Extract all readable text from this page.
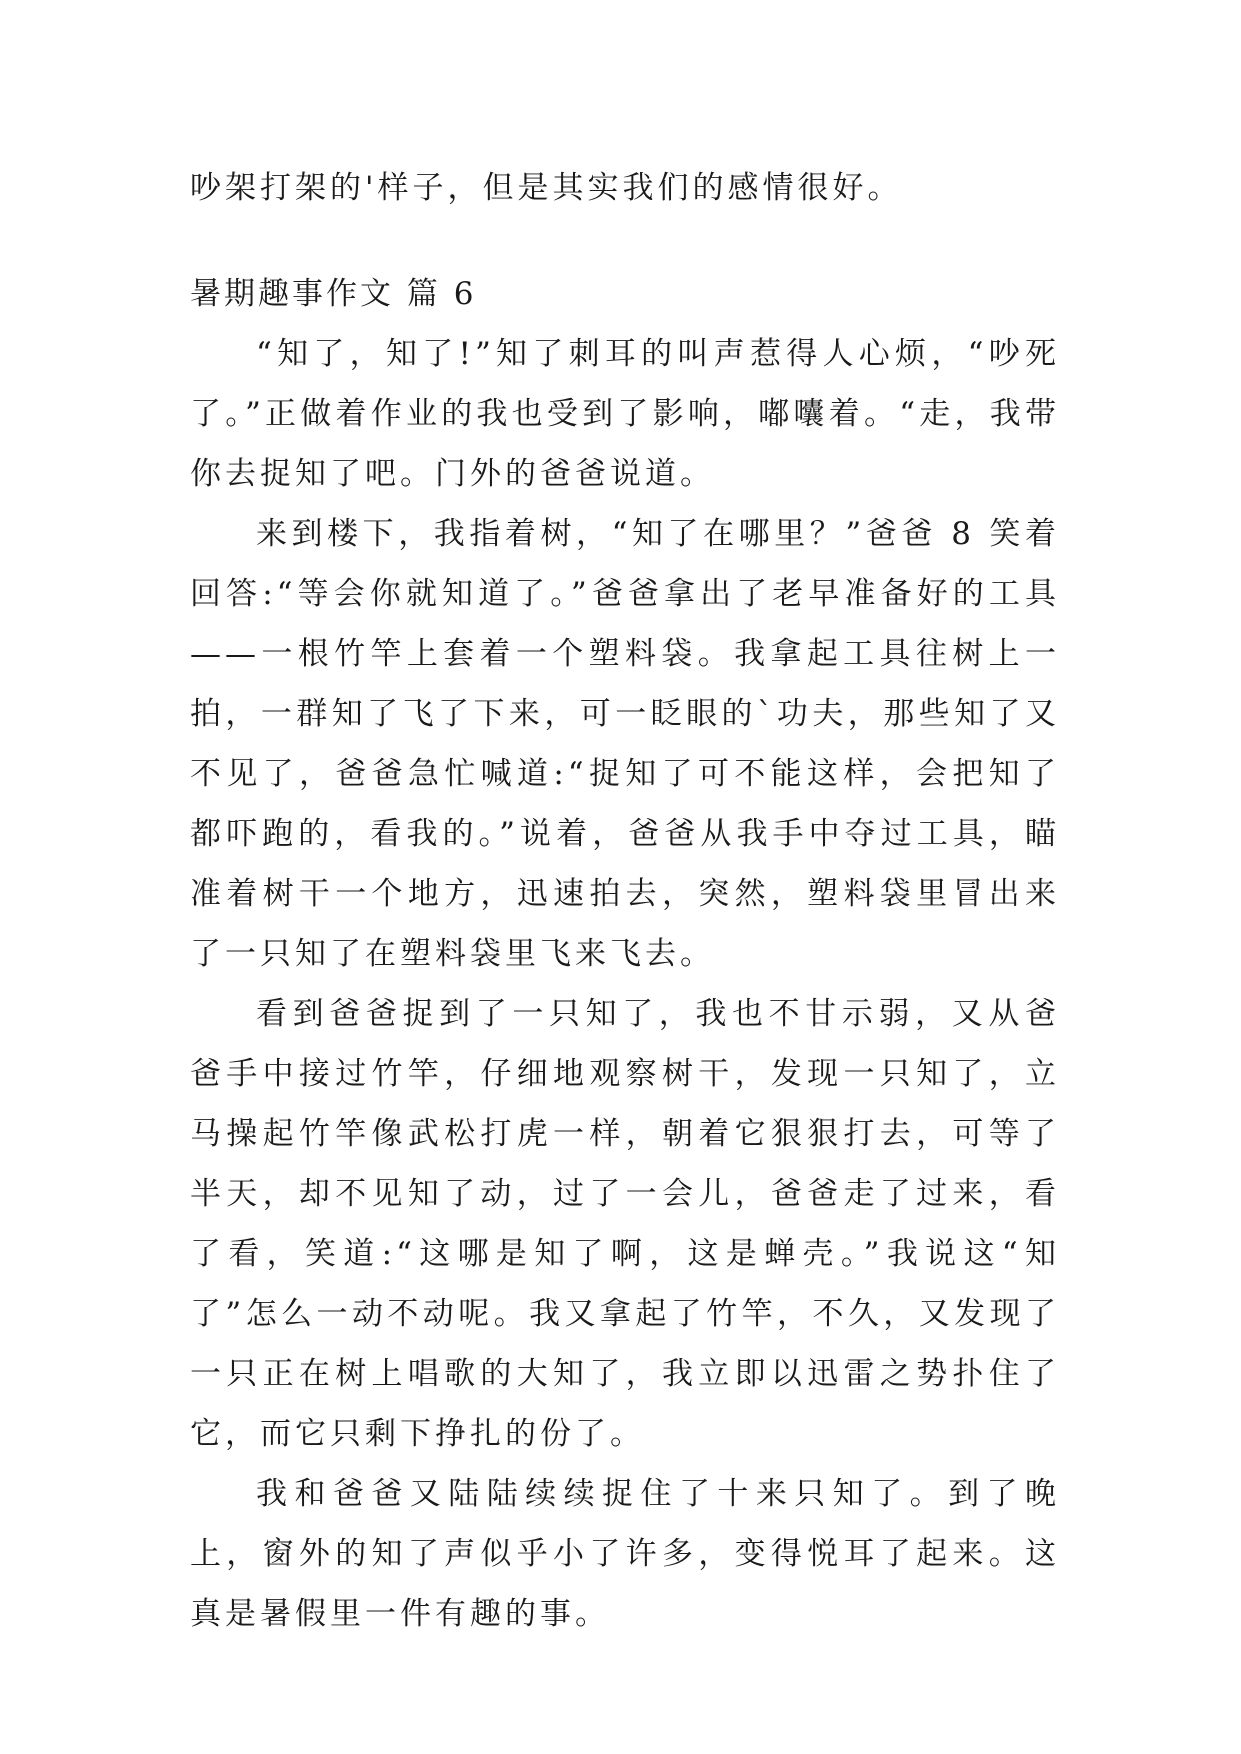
吵架打架的'样子，但是其实我们的感情很好。

暑期趣事作文 篇 6

“知了，知了!”知了刺耳的叫声惹得人心烦，“吵死了。”正做着作业的我也受到了影响，嘟囔着。“走，我带你去捉知了吧。门外的爸爸说道。

来到楼下，我指着树，“知了在哪里？”爸爸 8 笑着回答:“等会你就知道了。”爸爸拿出了老早准备好的工具——一根竹竿上套着一个塑料袋。我拿起工具往树上一拍，一群知了飞了下来，可一眨眼的`功夫，那些知了又不见了，爸爸急忙喊道:“捉知了可不能这样，会把知了都吓跑的，看我的。”说着，爸爸从我手中夺过工具，瞄准着树干一个地方，迅速拍去，突然，塑料袋里冒出来了一只知了在塑料袋里飞来飞去。

看到爸爸捉到了一只知了，我也不甘示弱，又从爸爸手中接过竹竿，仔细地观察树干，发现一只知了，立马操起竹竿像武松打虎一样，朝着它狠狠打去，可等了半天，却不见知了动，过了一会儿，爸爸走了过来，看了看，笑道:“这哪是知了啊，这是蝉壳。”我说这“知了”怎么一动不动呢。我又拿起了竹竿，不久，又发现了一只正在树上唱歌的大知了，我立即以迅雷之势扑住了它，而它只剩下挣扎的份了。

我和爸爸又陆陆续续捉住了十来只知了。到了晚上，窗外的知了声似乎小了许多，变得悦耳了起来。这真是暑假里一件有趣的事。
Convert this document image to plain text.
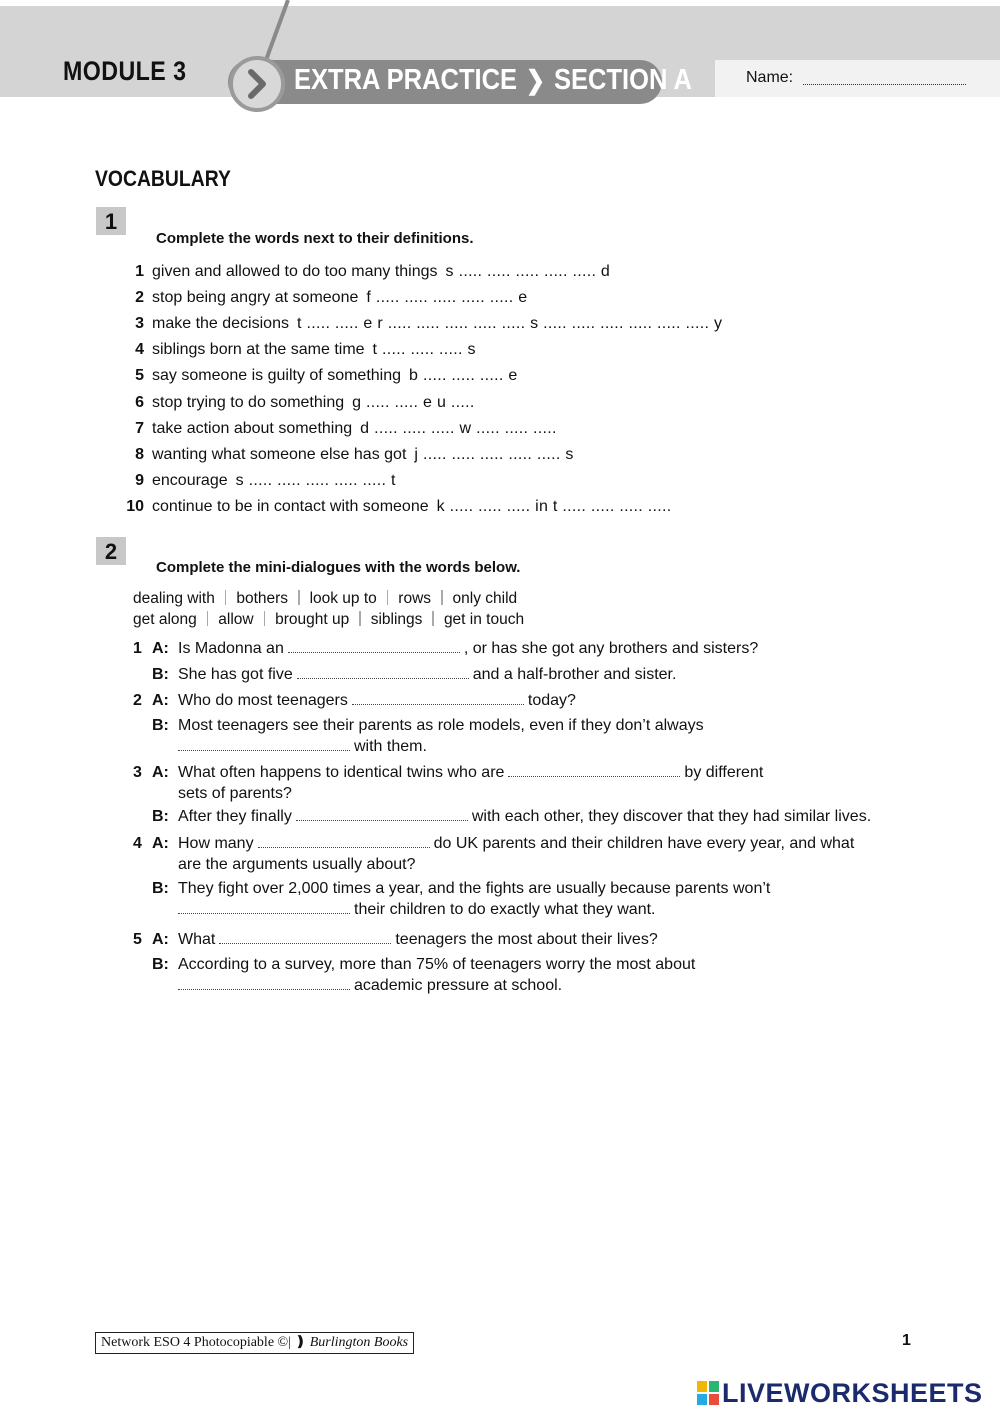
MODULE 3	EXTRA PRACTICE ❯ SECTION A	Name:
VOCABULARY
1
Complete the words next to their definitions.
1 given and allowed to do too many things s ..... ..... ..... ..... ..... d
2 stop being angry at someone f ..... ..... ..... ..... ..... e
3 make the decisions t ..... ..... e r ..... ..... ..... ..... ..... s ..... ..... ..... ..... ..... ..... y
4 siblings born at the same time t ..... ..... ..... s
5 say someone is guilty of something b ..... ..... ..... e
6 stop trying to do something g ..... ..... e u .....
7 take action about something d ..... ..... ..... w ..... ..... .....
8 wanting what someone else has got j ..... ..... ..... ..... ..... s
9 encourage s ..... ..... ..... ..... ..... t
10 continue to be in contact with someone k ..... ..... ..... in t ..... ..... ..... .....
2
Complete the mini-dialogues with the words below.
dealing with bothers look up to rows only child
get along allow brought up siblings get in touch
1 A: Is Madonna an	, or has she got any brothers and sisters?
B: She has got five	and a half-brother and sister.
2 A: Who do most teenagers	today?
B: Most teenagers see their parents as role models, even if they don’t always
with them.
3 A: What often happens to identical twins who are	by different
sets of parents?
B: After they finally	with each other, they discover that they had similar lives.
4 A: How many	do UK parents and their children have every year, and what
are the arguments usually about?
B: They fight over 2,000 times a year, and the fights are usually because parents won’t
their children to do exactly what they want.
5 A: What	teenagers the most about their lives?
B: According to a survey, more than 75% of teenagers worry the most about
academic pressure at school.
Network ESO 4 Photocopiable ©| ❫ Burlington Books	1
LIVEWORKSHEETS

☆ ☆ ☆ ☆ ☆ ☆ ☆

Problem statement — Your task is to copy the entries in full and exactly, without any images.

Written answer —
Extract all readable text from this page.
吵架打架的'样子，但是其实我们的感情很好。

暑期趣事作文 篇 6

“知了，知了!”知了刺耳的叫声惹得人心烦，“吵死了。”正做着作业的我也受到了影响，嘟囔着。“走，我带你去捉知了吧。门外的爸爸说道。

来到楼下，我指着树，“知了在哪里？”爸爸 8 笑着回答:“等会你就知道了。”爸爸拿出了老早准备好的工具——一根竹竿上套着一个塑料袋。我拿起工具往树上一拍，一群知了飞了下来，可一眨眼的`功夫，那些知了又不见了，爸爸急忙喊道:“捉知了可不能这样，会把知了都吓跑的，看我的。”说着，爸爸从我手中夺过工具，瞄准着树干一个地方，迅速拍去，突然，塑料袋里冒出来了一只知了在塑料袋里飞来飞去。

看到爸爸捉到了一只知了，我也不甘示弱，又从爸爸手中接过竹竿，仔细地观察树干，发现一只知了，立马操起竹竿像武松打虎一样，朝着它狠狠打去，可等了半天，却不见知了动，过了一会儿，爸爸走了过来，看了看，笑道:“这哪是知了啊，这是蝉壳。”我说这“知了”怎么一动不动呢。我又拿起了竹竿，不久，又发现了一只正在树上唱歌的大知了，我立即以迅雷之势扑住了它，而它只剩下挣扎的份了。

我和爸爸又陆陆续续捉住了十来只知了。到了晚上，窗外的知了声似乎小了许多，变得悦耳了起来。这真是暑假里一件有趣的事。
Convert this document image to plain text.
MODULE 3	EXTRA PRACTICE ❯ SECTION A	Name:
VOCABULARY
1
Complete the words next to their definitions.
1 given and allowed to do too many things s ..... ..... ..... ..... ..... d
2 stop being angry at someone f ..... ..... ..... ..... ..... e
3 make the decisions t ..... ..... e r ..... ..... ..... ..... ..... s ..... ..... ..... ..... ..... ..... y
4 siblings born at the same time t ..... ..... ..... s
5 say someone is guilty of something b ..... ..... ..... e
6 stop trying to do something g ..... ..... e u .....
7 take action about something d ..... ..... ..... w ..... ..... .....
8 wanting what someone else has got j ..... ..... ..... ..... ..... s
9 encourage s ..... ..... ..... ..... ..... t
10 continue to be in contact with someone k ..... ..... ..... in t ..... ..... ..... .....
2
Complete the mini-dialogues with the words below.
dealing with bothers look up to rows only child
get along allow brought up siblings get in touch
1 A: Is Madonna an	, or has she got any brothers and sisters?
B: She has got five	and a half-brother and sister.
2 A: Who do most teenagers	today?
B: Most teenagers see their parents as role models, even if they don’t always
with them.
3 A: What often happens to identical twins who are	by different
sets of parents?
B: After they finally	with each other, they discover that they had similar lives.
4 A: How many	do UK parents and their children have every year, and what
are the arguments usually about?
B: They fight over 2,000 times a year, and the fights are usually because parents won’t
their children to do exactly what they want.
5 A: What	teenagers the most about their lives?
B: According to a survey, more than 75% of teenagers worry the most about
academic pressure at school.
Network ESO 4 Photocopiable ©| ❫ Burlington Books	1
LIVEWORKSHEETS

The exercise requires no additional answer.